## Required work
Find the word "desfavorables" in the material below and gather every line that contains it.

┄┄┄┄┄┄┄┄┄┄┄┄┄┄┄┄┄┄┄┄

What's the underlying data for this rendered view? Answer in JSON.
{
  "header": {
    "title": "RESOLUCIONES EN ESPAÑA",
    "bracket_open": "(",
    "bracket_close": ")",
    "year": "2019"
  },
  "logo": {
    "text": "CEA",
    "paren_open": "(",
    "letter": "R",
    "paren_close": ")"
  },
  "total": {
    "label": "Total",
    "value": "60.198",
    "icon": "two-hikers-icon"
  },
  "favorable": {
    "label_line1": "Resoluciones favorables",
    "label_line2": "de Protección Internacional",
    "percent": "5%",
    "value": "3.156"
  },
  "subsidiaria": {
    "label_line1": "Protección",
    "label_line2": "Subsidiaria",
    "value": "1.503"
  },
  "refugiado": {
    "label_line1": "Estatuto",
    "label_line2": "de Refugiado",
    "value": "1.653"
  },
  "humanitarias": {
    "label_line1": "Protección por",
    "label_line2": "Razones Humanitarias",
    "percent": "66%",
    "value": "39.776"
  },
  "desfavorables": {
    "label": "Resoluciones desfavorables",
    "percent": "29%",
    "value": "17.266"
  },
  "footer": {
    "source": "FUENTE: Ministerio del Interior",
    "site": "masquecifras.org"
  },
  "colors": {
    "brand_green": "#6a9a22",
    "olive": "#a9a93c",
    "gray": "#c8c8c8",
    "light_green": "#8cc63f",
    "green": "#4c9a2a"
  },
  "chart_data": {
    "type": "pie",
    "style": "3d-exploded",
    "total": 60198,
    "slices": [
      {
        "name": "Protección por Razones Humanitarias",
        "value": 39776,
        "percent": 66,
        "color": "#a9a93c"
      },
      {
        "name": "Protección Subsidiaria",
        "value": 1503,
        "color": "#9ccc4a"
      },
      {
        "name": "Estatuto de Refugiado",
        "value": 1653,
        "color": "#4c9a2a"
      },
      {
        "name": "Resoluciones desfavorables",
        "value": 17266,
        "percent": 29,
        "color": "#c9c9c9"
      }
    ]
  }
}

┄┄┄┄┄┄┄┄┄┄┄┄┄┄┄┄┄┄┄┄

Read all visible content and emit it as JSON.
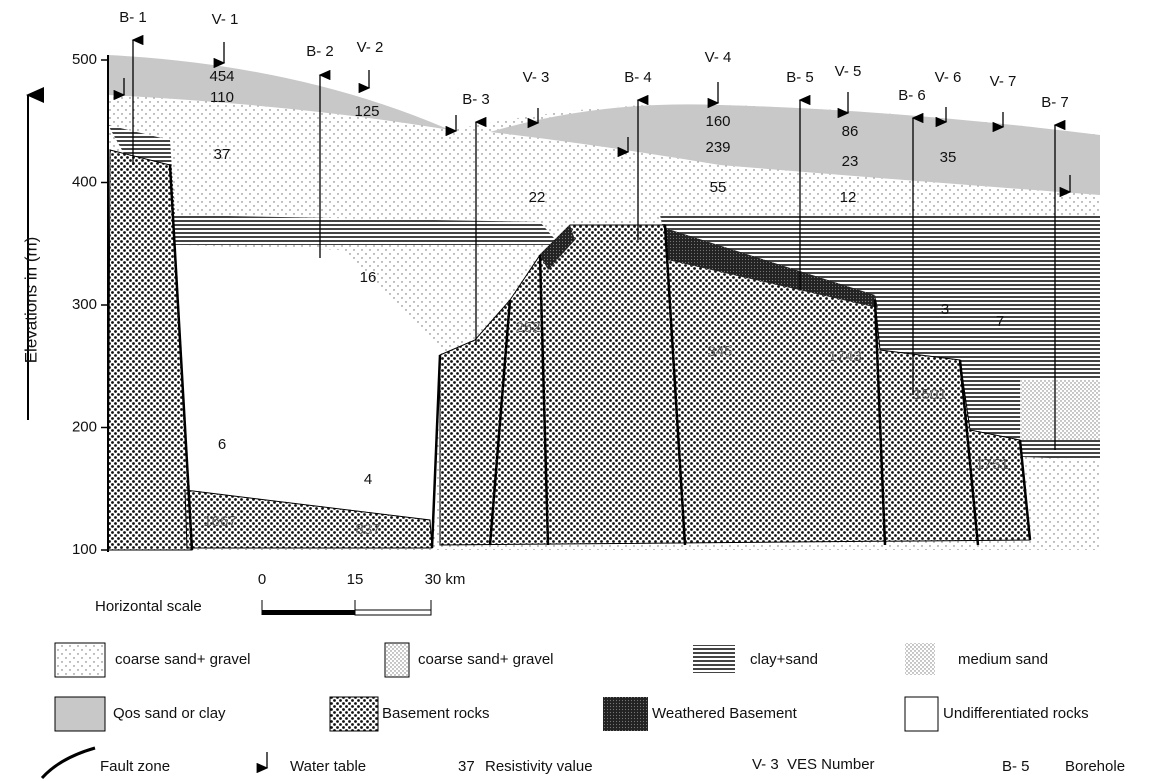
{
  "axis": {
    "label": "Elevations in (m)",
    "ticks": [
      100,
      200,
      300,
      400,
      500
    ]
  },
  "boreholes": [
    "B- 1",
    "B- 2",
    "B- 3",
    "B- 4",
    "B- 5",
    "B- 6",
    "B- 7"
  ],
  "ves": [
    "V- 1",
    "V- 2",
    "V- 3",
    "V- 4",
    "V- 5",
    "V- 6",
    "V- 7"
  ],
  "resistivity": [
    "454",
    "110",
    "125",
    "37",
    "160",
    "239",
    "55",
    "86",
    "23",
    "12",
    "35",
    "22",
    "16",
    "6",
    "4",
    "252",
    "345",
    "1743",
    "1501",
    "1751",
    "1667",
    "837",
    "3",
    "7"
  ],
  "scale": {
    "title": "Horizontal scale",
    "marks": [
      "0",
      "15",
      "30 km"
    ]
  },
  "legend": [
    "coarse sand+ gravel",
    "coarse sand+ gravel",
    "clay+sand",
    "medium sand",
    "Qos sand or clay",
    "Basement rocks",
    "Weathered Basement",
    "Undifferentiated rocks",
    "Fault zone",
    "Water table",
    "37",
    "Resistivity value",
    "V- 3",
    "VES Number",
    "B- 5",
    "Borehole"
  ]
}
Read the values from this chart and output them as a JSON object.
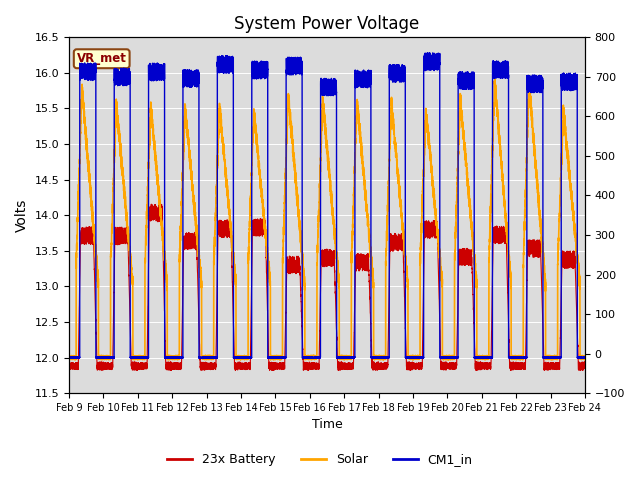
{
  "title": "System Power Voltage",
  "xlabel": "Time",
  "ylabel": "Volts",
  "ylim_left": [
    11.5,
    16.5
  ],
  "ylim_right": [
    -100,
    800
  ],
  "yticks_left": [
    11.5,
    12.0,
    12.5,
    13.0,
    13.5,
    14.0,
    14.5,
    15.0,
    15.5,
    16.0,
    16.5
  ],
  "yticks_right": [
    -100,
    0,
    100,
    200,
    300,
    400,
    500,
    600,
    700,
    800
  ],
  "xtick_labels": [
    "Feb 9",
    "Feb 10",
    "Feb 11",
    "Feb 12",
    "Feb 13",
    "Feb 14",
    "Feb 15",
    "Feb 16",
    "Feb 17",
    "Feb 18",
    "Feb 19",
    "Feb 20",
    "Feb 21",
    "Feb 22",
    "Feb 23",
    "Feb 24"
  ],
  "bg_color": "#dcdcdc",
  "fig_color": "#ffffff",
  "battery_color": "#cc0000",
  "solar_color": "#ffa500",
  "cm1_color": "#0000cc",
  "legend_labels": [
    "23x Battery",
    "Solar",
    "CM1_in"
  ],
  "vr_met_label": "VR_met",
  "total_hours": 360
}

┄┄┄┄┄┄┄┄┄┄┄┄┄┄┄┄┄┄┄┄

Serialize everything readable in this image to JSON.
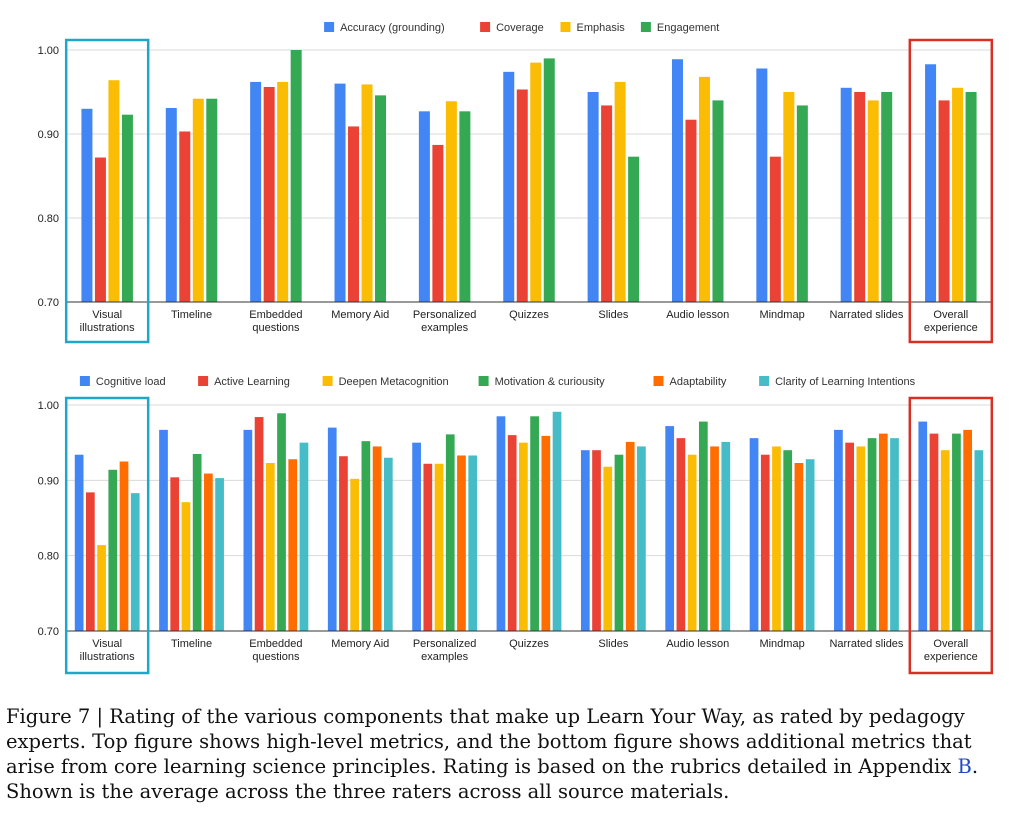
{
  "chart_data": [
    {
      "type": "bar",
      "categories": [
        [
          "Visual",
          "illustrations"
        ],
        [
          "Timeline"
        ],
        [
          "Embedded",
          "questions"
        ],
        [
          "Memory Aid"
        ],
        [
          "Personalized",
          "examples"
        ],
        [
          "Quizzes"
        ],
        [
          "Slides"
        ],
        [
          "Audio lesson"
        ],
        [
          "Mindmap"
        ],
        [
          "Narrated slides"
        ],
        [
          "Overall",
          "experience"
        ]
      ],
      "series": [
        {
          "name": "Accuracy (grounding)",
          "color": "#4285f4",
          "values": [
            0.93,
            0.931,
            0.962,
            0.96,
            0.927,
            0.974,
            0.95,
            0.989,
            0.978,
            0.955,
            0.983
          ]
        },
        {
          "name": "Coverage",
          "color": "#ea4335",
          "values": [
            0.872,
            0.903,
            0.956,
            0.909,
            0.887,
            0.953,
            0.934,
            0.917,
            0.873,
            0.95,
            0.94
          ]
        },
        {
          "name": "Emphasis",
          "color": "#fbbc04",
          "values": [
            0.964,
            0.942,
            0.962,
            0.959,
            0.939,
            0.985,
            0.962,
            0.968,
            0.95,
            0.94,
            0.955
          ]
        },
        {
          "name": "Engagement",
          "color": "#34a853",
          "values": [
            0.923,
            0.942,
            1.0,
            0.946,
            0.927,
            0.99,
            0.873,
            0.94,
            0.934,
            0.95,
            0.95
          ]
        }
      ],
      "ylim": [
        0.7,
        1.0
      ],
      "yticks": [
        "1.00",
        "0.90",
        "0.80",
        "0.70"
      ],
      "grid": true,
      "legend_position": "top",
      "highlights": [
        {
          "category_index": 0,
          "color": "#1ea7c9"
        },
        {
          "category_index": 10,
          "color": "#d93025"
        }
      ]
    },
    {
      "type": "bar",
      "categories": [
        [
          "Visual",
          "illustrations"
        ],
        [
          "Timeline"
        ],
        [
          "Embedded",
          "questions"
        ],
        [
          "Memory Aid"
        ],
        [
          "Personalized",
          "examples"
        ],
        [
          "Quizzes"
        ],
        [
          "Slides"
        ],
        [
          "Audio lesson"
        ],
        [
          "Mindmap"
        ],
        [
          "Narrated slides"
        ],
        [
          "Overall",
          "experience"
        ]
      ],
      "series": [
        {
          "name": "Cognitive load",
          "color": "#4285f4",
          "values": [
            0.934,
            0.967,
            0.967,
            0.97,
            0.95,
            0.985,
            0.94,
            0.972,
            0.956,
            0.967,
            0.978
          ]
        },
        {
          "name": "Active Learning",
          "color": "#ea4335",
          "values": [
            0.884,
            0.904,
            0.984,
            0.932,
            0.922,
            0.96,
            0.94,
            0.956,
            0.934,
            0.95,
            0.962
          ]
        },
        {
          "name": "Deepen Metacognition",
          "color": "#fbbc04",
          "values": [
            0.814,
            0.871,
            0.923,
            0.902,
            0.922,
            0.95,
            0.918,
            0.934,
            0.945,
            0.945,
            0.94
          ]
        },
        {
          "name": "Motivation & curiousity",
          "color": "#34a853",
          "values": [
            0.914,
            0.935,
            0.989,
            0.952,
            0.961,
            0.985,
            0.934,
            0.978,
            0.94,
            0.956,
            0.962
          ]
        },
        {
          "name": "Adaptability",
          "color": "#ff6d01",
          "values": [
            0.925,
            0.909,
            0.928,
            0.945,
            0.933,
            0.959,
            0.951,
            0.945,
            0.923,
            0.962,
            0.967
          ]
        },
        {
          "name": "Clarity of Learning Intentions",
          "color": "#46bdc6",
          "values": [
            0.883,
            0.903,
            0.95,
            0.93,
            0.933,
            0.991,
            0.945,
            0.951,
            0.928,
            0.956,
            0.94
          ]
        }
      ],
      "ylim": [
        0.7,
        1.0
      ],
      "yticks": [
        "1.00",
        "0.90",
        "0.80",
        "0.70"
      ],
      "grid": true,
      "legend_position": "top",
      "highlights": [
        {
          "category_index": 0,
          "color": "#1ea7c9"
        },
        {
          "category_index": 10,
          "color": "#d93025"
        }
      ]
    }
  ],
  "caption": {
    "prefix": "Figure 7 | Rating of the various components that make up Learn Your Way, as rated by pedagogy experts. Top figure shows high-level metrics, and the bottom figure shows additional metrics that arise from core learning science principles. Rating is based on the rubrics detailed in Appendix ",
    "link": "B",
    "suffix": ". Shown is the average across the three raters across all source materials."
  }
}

┄┄┄┄┄┄┄┄┄┄┄┄┄┄┄┄┄┄┄┄

## Result
  "desfavorables": {
    "label": "Resoluciones desfavorables",
        "name": "Resoluciones desfavorables",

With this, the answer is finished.